[STATED GOAL] Find each line with the string "average" and report it.

======== WORKING DATA

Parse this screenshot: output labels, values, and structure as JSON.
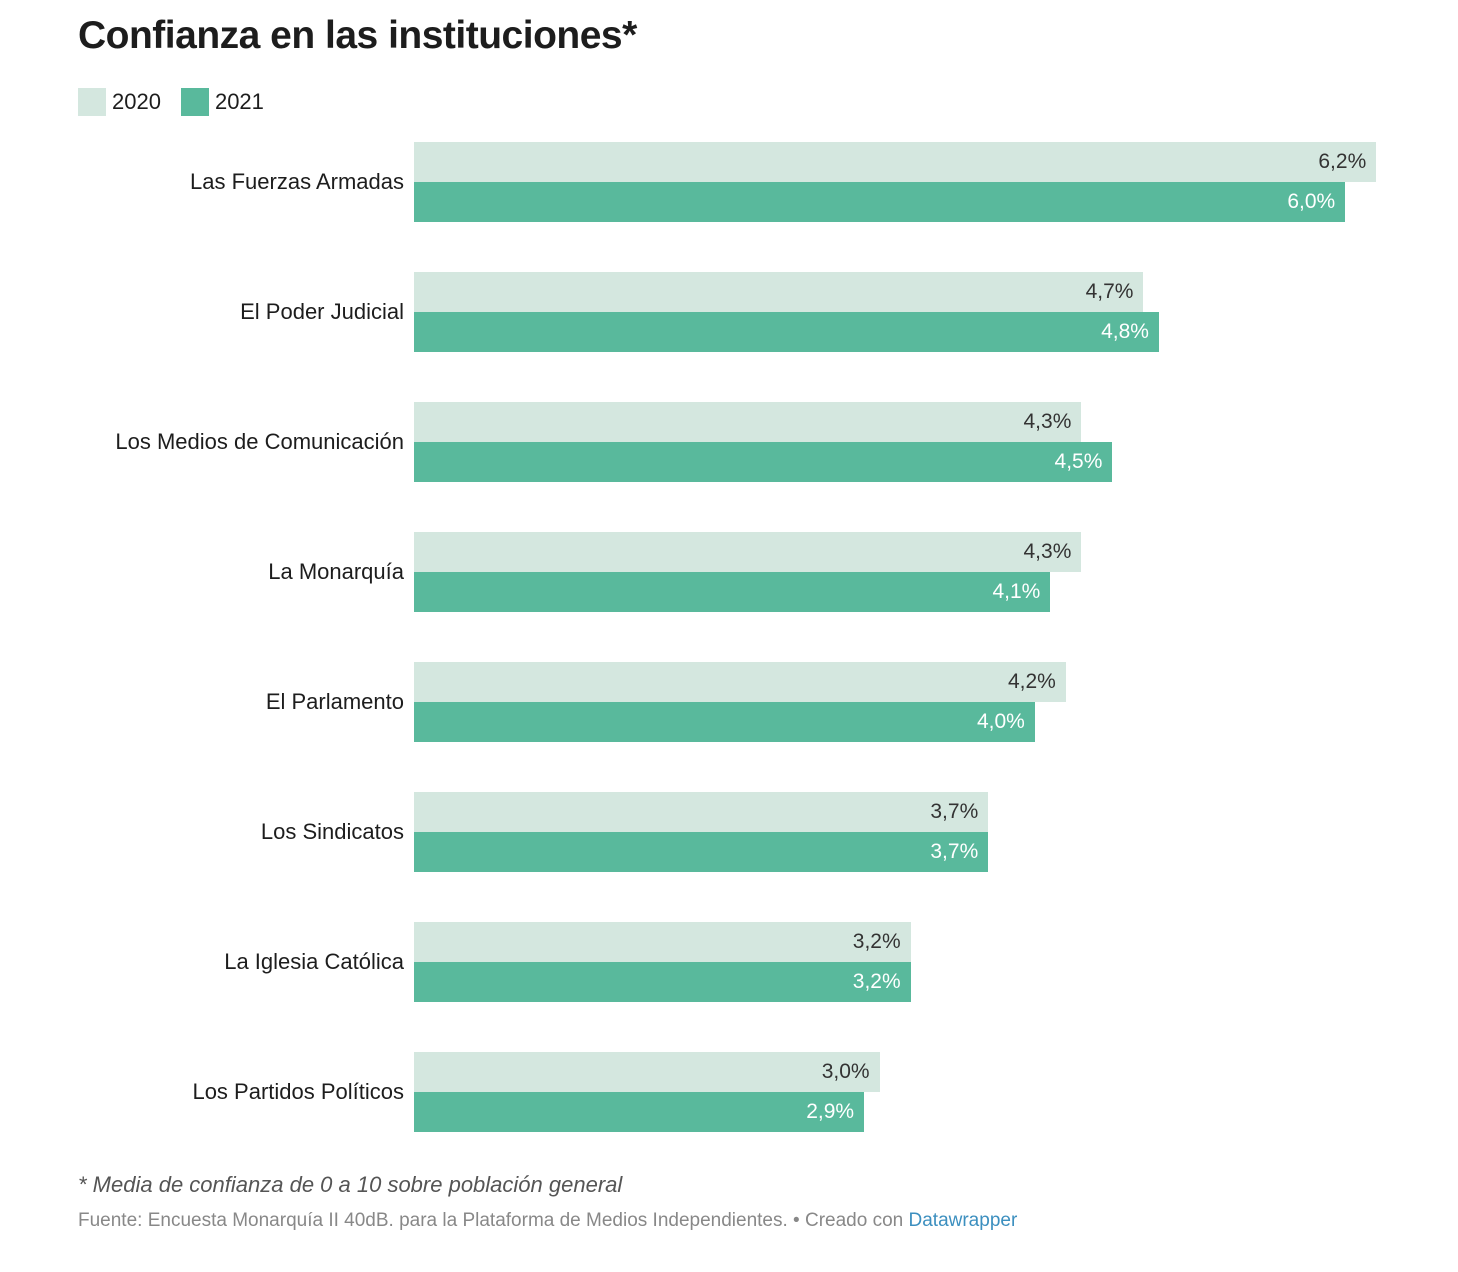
{
  "chart_data": {
    "type": "bar",
    "orientation": "horizontal",
    "title": "Confianza en las instituciones*",
    "categories": [
      "Las Fuerzas Armadas",
      "El Poder Judicial",
      "Los Medios de Comunicación",
      "La Monarquía",
      "El Parlamento",
      "Los Sindicatos",
      "La Iglesia Católica",
      "Los Partidos Políticos"
    ],
    "series": [
      {
        "name": "2020",
        "color": "#d4e7df",
        "label_color": "#333333",
        "values": [
          6.2,
          4.7,
          4.3,
          4.3,
          4.2,
          3.7,
          3.2,
          3.0
        ],
        "labels": [
          "6,2%",
          "4,7%",
          "4,3%",
          "4,3%",
          "4,2%",
          "3,7%",
          "3,2%",
          "3,0%"
        ]
      },
      {
        "name": "2021",
        "color": "#59b99c",
        "label_color": "#ffffff",
        "values": [
          6.0,
          4.8,
          4.5,
          4.1,
          4.0,
          3.7,
          3.2,
          2.9
        ],
        "labels": [
          "6,0%",
          "4,8%",
          "4,5%",
          "4,1%",
          "4,0%",
          "3,7%",
          "3,2%",
          "2,9%"
        ]
      }
    ],
    "legend_position": "top-left",
    "grid": false,
    "xlim": [
      0,
      6.2
    ]
  },
  "footer": {
    "note": "* Media de confianza de 0 a 10 sobre población general",
    "source": "Fuente: Encuesta Monarquía II 40dB. para la Plataforma de Medios Independientes. • Creado con ",
    "credit_link": "Datawrapper"
  }
}
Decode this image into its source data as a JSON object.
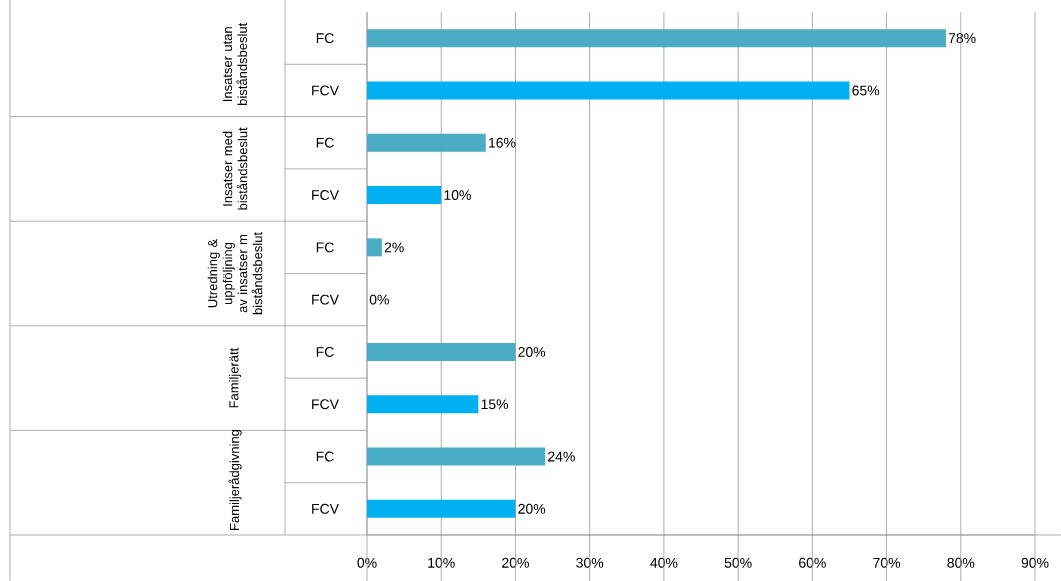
{
  "chart_data": {
    "type": "bar",
    "orientation": "horizontal",
    "categories": [
      "FC",
      "FCV",
      "FC",
      "FCV",
      "FC",
      "FCV",
      "FC",
      "FCV",
      "FC",
      "FCV"
    ],
    "values": [
      78,
      65,
      16,
      10,
      2,
      0,
      20,
      15,
      24,
      20
    ],
    "colors": [
      "#4bacc6",
      "#00b0f0",
      "#4bacc6",
      "#00b0f0",
      "#4bacc6",
      "#00b0f0",
      "#4bacc6",
      "#00b0f0",
      "#4bacc6",
      "#00b0f0"
    ],
    "value_labels": [
      "78%",
      "65%",
      "16%",
      "10%",
      "2%",
      "0%",
      "20%",
      "15%",
      "24%",
      "20%"
    ],
    "xlim": [
      0,
      90
    ],
    "xticks": [
      {
        "value": 0,
        "label": "0%"
      },
      {
        "value": 10,
        "label": "10%"
      },
      {
        "value": 20,
        "label": "20%"
      },
      {
        "value": 30,
        "label": "30%"
      },
      {
        "value": 40,
        "label": "40%"
      },
      {
        "value": 50,
        "label": "50%"
      },
      {
        "value": 60,
        "label": "60%"
      },
      {
        "value": 70,
        "label": "70%"
      },
      {
        "value": 80,
        "label": "80%"
      },
      {
        "value": 90,
        "label": "90%"
      }
    ],
    "grid": "x",
    "annotations": [
      "Insatser utan biståndsbeslut",
      "Insatser med biståndsbeslut",
      "Utredning & uppföljning av insatser m biståndsbeslut",
      "Familjerätt",
      "Familjerådgivning"
    ]
  }
}
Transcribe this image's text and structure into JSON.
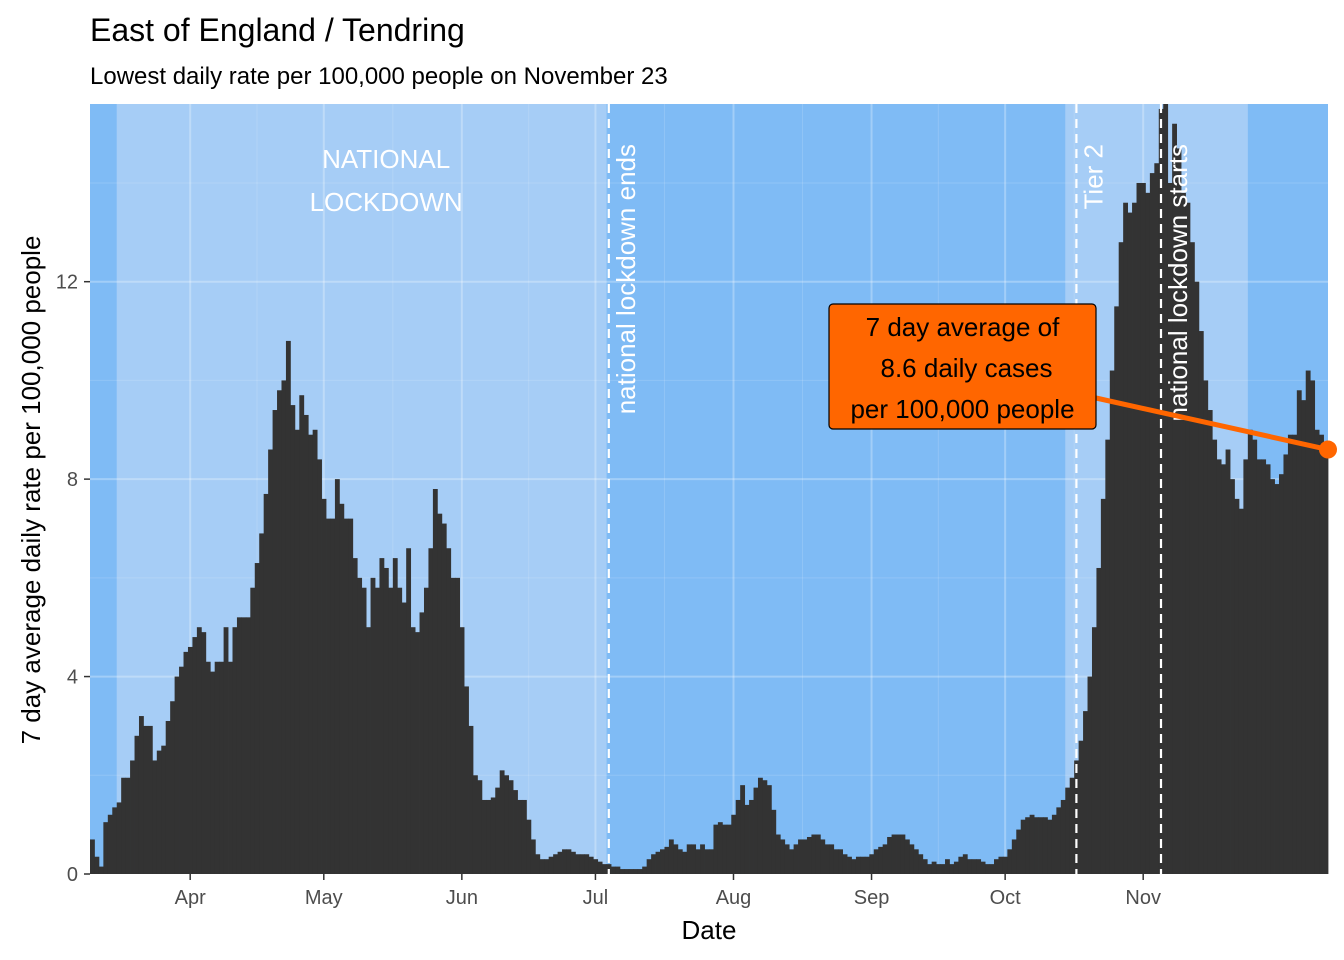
{
  "chart_data": {
    "type": "bar",
    "title": "East of England / Tendring",
    "subtitle": "Lowest daily rate per 100,000 people on November 23",
    "xlabel": "Date",
    "ylabel": "7 day average daily rate per 100,000 people",
    "x_start": "2020-03-10",
    "ylim": [
      0,
      15.6
    ],
    "y_ticks": [
      0,
      4,
      8,
      12
    ],
    "y_tick_labels": [
      "0",
      "4",
      "8",
      "12"
    ],
    "x_ticks": [
      {
        "date": "2020-04-01",
        "label": "Apr"
      },
      {
        "date": "2020-05-01",
        "label": "May"
      },
      {
        "date": "2020-06-01",
        "label": "Jun"
      },
      {
        "date": "2020-07-01",
        "label": "Jul"
      },
      {
        "date": "2020-08-01",
        "label": "Aug"
      },
      {
        "date": "2020-09-01",
        "label": "Sep"
      },
      {
        "date": "2020-10-01",
        "label": "Oct"
      },
      {
        "date": "2020-11-01",
        "label": "Nov"
      }
    ],
    "bar_color": "#333333",
    "background_color": "#7fbbf5",
    "lockdown_shade_color": "#a6cdf6",
    "shaded_periods": [
      {
        "start": "2020-03-16",
        "end": "2020-07-03"
      },
      {
        "start": "2020-10-15",
        "end": "2020-11-24"
      }
    ],
    "vlines": [
      {
        "date": "2020-07-04",
        "label": "national lockdown ends"
      },
      {
        "date": "2020-10-17",
        "label": "Tier 2"
      },
      {
        "date": "2020-11-05",
        "label": "national lockdown starts"
      }
    ],
    "region_label": {
      "lines": [
        "NATIONAL",
        "LOCKDOWN"
      ],
      "date": "2020-05-15",
      "y": 14.3
    },
    "callout": {
      "lines": [
        "7 day average of",
        "8.6 daily cases",
        "per 100,000 people"
      ],
      "point_date": "2020-11-23",
      "point_value": 8.6,
      "color": "#ff6600"
    },
    "values": [
      0.7,
      0.35,
      0.15,
      1.05,
      1.2,
      1.35,
      1.45,
      1.95,
      1.95,
      2.3,
      2.8,
      3.2,
      3.0,
      3.0,
      2.3,
      2.5,
      2.6,
      3.1,
      3.5,
      4.0,
      4.2,
      4.5,
      4.6,
      4.8,
      5.0,
      4.9,
      4.3,
      4.1,
      4.3,
      4.3,
      5.0,
      4.3,
      5.0,
      5.2,
      5.2,
      5.2,
      5.8,
      6.3,
      6.9,
      7.7,
      8.6,
      9.4,
      9.8,
      10.0,
      10.8,
      9.5,
      9.0,
      9.7,
      9.3,
      8.9,
      9.0,
      8.4,
      7.6,
      7.2,
      7.2,
      8.0,
      7.5,
      7.2,
      7.2,
      6.4,
      6.0,
      5.8,
      5.0,
      6.0,
      5.8,
      6.4,
      6.2,
      5.8,
      6.4,
      5.8,
      5.5,
      6.6,
      5.0,
      4.9,
      5.3,
      5.8,
      6.6,
      7.8,
      7.3,
      7.1,
      6.6,
      6.0,
      6.0,
      5.0,
      3.8,
      3.0,
      2.0,
      1.9,
      1.5,
      1.5,
      1.55,
      1.75,
      2.1,
      2.0,
      1.9,
      1.7,
      1.5,
      1.5,
      1.1,
      0.7,
      0.4,
      0.3,
      0.3,
      0.35,
      0.4,
      0.45,
      0.5,
      0.5,
      0.45,
      0.4,
      0.4,
      0.4,
      0.35,
      0.3,
      0.25,
      0.2,
      0.2,
      0.15,
      0.15,
      0.1,
      0.1,
      0.1,
      0.1,
      0.1,
      0.15,
      0.3,
      0.4,
      0.45,
      0.5,
      0.55,
      0.7,
      0.6,
      0.5,
      0.45,
      0.6,
      0.6,
      0.5,
      0.6,
      0.5,
      0.5,
      1.0,
      1.05,
      1.0,
      1.0,
      1.2,
      1.5,
      1.8,
      1.4,
      1.5,
      1.75,
      1.95,
      1.9,
      1.8,
      1.3,
      0.8,
      0.7,
      0.6,
      0.5,
      0.6,
      0.7,
      0.7,
      0.75,
      0.8,
      0.8,
      0.7,
      0.6,
      0.6,
      0.5,
      0.5,
      0.4,
      0.35,
      0.3,
      0.35,
      0.35,
      0.35,
      0.4,
      0.5,
      0.55,
      0.6,
      0.75,
      0.8,
      0.8,
      0.8,
      0.7,
      0.6,
      0.5,
      0.4,
      0.3,
      0.2,
      0.25,
      0.2,
      0.2,
      0.3,
      0.2,
      0.25,
      0.35,
      0.4,
      0.3,
      0.3,
      0.3,
      0.25,
      0.2,
      0.2,
      0.3,
      0.35,
      0.35,
      0.5,
      0.7,
      0.9,
      1.1,
      1.15,
      1.2,
      1.15,
      1.15,
      1.15,
      1.1,
      1.2,
      1.35,
      1.5,
      1.75,
      1.95,
      2.3,
      2.7,
      3.3,
      4.0,
      5.0,
      6.2,
      7.6,
      8.8,
      10.2,
      11.5,
      12.8,
      13.6,
      13.4,
      13.6,
      14.0,
      14.0,
      13.8,
      14.2,
      14.4,
      15.5,
      16.5,
      14.0,
      15.2,
      14.7,
      13.8,
      13.6,
      12.8,
      12.0,
      11.0,
      10.0,
      9.4,
      8.8,
      8.4,
      8.3,
      8.6,
      8.0,
      7.6,
      7.4,
      8.4,
      9.0,
      8.8,
      8.4,
      8.4,
      8.3,
      8.0,
      7.9,
      8.1,
      8.5,
      8.9,
      8.9,
      9.8,
      9.6,
      10.2,
      10.0,
      9.0,
      8.9,
      8.6
    ]
  }
}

================

[ANSWER IN FULL]
    "ylabel": "7 day average daily rate per 100,000 people",
        "7 day average of",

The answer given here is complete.